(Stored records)
○ ○ ○

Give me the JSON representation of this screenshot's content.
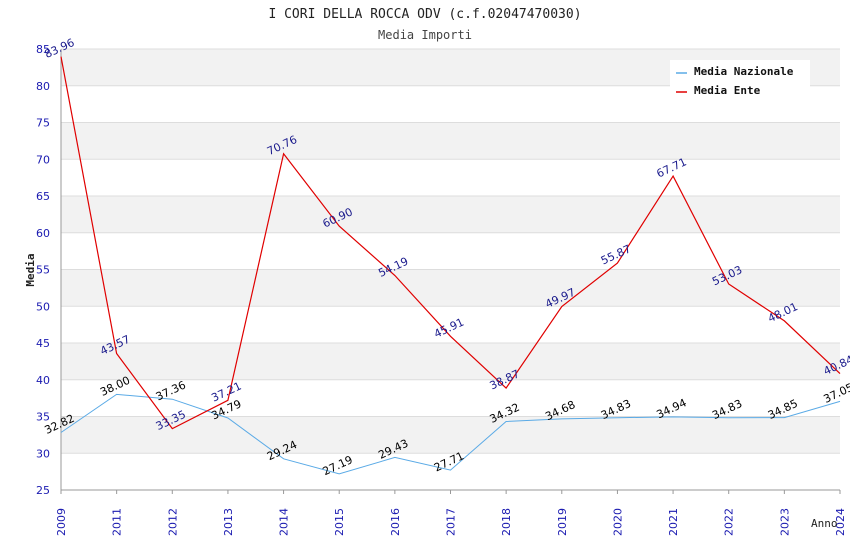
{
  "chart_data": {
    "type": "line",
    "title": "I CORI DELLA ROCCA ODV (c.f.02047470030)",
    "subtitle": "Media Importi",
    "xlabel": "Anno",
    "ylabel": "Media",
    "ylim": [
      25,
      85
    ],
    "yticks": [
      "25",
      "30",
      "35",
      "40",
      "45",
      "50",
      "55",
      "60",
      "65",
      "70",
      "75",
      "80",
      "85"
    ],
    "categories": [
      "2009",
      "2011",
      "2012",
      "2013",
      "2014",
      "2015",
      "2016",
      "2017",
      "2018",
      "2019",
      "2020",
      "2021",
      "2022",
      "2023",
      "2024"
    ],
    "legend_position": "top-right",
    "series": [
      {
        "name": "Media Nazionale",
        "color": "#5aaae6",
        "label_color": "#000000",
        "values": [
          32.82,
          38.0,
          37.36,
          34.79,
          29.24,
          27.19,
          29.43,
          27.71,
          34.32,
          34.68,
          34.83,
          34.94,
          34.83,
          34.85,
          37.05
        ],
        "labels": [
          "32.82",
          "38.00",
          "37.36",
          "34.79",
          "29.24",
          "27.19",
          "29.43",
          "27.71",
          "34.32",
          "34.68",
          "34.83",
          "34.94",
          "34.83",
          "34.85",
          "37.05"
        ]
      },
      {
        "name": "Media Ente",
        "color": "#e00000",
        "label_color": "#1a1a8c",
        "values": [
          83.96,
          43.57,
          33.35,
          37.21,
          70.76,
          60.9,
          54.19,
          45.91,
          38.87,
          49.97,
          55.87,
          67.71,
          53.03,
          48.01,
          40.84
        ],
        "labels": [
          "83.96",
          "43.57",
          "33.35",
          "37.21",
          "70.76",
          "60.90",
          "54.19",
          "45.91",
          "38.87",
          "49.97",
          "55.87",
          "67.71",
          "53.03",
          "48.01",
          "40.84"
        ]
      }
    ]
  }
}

○ ○ ○

● **WHAT IS ASKED**
Are you able to set down all the lines above exactly, without any pictures?

● **FINISHED EXERCISE**
Give me the JSON representation of this screenshot's content.
{
  "chart_data": {
    "type": "line",
    "title": "I CORI DELLA ROCCA ODV (c.f.02047470030)",
    "subtitle": "Media Importi",
    "xlabel": "Anno",
    "ylabel": "Media",
    "ylim": [
      25,
      85
    ],
    "yticks": [
      "25",
      "30",
      "35",
      "40",
      "45",
      "50",
      "55",
      "60",
      "65",
      "70",
      "75",
      "80",
      "85"
    ],
    "categories": [
      "2009",
      "2011",
      "2012",
      "2013",
      "2014",
      "2015",
      "2016",
      "2017",
      "2018",
      "2019",
      "2020",
      "2021",
      "2022",
      "2023",
      "2024"
    ],
    "legend_position": "top-right",
    "series": [
      {
        "name": "Media Nazionale",
        "color": "#5aaae6",
        "label_color": "#000000",
        "values": [
          32.82,
          38.0,
          37.36,
          34.79,
          29.24,
          27.19,
          29.43,
          27.71,
          34.32,
          34.68,
          34.83,
          34.94,
          34.83,
          34.85,
          37.05
        ],
        "labels": [
          "32.82",
          "38.00",
          "37.36",
          "34.79",
          "29.24",
          "27.19",
          "29.43",
          "27.71",
          "34.32",
          "34.68",
          "34.83",
          "34.94",
          "34.83",
          "34.85",
          "37.05"
        ]
      },
      {
        "name": "Media Ente",
        "color": "#e00000",
        "label_color": "#1a1a8c",
        "values": [
          83.96,
          43.57,
          33.35,
          37.21,
          70.76,
          60.9,
          54.19,
          45.91,
          38.87,
          49.97,
          55.87,
          67.71,
          53.03,
          48.01,
          40.84
        ],
        "labels": [
          "83.96",
          "43.57",
          "33.35",
          "37.21",
          "70.76",
          "60.90",
          "54.19",
          "45.91",
          "38.87",
          "49.97",
          "55.87",
          "67.71",
          "53.03",
          "48.01",
          "40.84"
        ]
      }
    ]
  }
}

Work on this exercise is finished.